### [What you need to do]
Extract every line that includes the string "placeholder".

## begin Information supplied

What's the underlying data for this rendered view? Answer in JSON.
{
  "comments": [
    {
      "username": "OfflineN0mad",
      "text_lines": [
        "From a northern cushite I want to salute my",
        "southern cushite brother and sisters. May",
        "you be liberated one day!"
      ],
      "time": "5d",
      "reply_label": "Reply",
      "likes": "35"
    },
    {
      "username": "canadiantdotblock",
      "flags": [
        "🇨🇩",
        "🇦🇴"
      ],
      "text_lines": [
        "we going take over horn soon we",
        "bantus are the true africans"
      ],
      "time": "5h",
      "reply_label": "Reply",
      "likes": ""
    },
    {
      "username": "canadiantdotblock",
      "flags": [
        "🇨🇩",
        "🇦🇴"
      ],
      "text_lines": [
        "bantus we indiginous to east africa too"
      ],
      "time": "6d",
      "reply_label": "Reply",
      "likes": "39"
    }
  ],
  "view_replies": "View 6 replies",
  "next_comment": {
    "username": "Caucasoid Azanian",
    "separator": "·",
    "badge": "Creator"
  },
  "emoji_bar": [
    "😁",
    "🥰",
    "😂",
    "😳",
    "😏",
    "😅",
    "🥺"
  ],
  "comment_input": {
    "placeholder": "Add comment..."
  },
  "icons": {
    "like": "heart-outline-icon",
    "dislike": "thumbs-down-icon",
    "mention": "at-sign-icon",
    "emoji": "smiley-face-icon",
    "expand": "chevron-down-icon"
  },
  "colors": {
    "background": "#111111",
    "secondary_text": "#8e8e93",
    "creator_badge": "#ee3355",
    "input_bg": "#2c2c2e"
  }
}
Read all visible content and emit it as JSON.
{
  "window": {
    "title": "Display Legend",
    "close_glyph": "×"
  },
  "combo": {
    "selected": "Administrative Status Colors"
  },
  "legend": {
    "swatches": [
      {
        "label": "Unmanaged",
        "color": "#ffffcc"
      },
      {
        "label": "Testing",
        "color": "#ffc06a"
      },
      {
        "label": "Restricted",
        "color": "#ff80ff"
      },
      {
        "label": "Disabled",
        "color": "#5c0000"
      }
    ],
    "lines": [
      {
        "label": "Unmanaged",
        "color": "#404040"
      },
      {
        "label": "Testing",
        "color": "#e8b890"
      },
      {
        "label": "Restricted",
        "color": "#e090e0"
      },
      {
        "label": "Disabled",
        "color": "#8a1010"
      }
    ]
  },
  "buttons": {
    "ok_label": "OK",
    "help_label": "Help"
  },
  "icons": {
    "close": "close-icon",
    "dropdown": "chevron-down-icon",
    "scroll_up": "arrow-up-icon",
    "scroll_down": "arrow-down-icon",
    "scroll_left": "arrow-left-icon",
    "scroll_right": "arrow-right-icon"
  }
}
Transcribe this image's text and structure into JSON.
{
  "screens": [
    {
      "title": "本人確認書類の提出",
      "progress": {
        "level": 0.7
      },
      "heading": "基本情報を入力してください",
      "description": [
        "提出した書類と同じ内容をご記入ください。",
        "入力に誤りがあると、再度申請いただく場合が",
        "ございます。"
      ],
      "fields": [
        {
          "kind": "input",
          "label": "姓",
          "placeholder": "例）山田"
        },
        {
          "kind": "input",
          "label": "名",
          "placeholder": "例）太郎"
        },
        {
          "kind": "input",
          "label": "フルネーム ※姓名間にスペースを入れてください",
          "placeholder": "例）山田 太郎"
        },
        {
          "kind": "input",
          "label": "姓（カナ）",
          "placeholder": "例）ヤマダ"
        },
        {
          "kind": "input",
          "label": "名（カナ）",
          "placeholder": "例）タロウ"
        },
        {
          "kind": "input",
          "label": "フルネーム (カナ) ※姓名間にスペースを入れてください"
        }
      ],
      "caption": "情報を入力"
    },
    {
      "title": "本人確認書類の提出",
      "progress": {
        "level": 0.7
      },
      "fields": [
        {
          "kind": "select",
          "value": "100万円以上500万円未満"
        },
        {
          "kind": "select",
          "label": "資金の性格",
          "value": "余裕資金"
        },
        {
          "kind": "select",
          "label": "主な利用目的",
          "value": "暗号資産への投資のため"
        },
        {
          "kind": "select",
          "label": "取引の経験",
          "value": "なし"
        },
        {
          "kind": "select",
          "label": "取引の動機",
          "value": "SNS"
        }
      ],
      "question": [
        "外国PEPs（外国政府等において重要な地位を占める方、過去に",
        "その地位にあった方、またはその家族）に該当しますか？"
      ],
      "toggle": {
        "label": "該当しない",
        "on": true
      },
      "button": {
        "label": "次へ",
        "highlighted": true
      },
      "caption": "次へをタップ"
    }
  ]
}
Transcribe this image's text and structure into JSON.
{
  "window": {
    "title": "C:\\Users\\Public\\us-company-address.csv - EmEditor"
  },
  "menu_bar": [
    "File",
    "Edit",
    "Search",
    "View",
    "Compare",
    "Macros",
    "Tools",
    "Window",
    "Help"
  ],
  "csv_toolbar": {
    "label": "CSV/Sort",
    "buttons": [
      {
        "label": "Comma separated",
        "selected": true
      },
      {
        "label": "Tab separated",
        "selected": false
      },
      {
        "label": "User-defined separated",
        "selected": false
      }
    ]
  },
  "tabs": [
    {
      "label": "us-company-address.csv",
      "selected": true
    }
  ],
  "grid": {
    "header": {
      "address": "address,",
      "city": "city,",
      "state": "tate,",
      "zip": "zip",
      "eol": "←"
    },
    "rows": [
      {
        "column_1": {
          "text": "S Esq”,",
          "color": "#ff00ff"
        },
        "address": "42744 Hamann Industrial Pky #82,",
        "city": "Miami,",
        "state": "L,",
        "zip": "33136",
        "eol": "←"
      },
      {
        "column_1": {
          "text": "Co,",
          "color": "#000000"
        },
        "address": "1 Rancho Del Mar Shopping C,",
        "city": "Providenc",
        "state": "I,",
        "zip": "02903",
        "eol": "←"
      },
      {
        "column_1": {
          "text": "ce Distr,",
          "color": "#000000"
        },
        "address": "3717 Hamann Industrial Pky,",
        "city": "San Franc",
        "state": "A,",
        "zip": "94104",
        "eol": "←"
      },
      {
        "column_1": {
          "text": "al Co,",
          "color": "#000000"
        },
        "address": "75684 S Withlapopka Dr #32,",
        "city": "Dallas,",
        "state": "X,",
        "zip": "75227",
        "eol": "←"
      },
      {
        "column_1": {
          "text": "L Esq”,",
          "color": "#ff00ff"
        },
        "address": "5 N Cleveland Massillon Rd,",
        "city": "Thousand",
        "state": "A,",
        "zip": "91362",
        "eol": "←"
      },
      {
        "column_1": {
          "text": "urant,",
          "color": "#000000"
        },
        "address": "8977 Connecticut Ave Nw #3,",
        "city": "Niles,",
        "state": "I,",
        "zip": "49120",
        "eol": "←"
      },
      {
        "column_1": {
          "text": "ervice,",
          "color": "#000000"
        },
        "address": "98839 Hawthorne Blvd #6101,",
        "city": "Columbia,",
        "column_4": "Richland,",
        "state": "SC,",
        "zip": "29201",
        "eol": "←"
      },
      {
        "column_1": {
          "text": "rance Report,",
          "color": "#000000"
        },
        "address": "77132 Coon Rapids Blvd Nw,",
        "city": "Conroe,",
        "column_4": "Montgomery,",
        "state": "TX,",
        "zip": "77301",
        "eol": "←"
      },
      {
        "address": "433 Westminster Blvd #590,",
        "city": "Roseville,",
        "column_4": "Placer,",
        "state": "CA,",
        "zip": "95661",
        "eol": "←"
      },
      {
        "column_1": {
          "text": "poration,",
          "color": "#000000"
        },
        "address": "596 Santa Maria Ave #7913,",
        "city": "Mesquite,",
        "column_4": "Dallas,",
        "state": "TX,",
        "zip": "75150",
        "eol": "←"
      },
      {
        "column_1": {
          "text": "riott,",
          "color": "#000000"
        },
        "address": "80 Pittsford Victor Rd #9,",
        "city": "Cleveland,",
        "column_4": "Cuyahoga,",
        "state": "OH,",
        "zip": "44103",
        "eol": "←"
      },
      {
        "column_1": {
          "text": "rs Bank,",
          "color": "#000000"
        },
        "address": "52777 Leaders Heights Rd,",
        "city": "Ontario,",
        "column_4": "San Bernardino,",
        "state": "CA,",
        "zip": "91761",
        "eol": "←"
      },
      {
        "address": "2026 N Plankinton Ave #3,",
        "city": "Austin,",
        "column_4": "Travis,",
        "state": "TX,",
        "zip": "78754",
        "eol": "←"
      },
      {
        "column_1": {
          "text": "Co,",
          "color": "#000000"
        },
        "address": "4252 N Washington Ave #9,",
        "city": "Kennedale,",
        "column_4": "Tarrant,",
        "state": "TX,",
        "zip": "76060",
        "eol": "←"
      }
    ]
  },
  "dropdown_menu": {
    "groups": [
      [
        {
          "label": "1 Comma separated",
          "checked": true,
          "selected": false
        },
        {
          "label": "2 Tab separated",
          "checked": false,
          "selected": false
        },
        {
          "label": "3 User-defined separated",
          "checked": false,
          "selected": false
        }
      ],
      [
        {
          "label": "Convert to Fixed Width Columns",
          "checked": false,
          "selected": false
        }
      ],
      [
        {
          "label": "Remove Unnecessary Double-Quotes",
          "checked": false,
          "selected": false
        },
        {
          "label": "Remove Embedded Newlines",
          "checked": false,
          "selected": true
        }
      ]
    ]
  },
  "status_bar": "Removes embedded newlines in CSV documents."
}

## end Information supplied

### [Result of the task]
    "placeholder": "Add comment..."
          "placeholder": "例）山田"
          "placeholder": "例）太郎"
          "placeholder": "例）山田 太郎"
          "placeholder": "例）ヤマダ"
          "placeholder": "例）タロウ"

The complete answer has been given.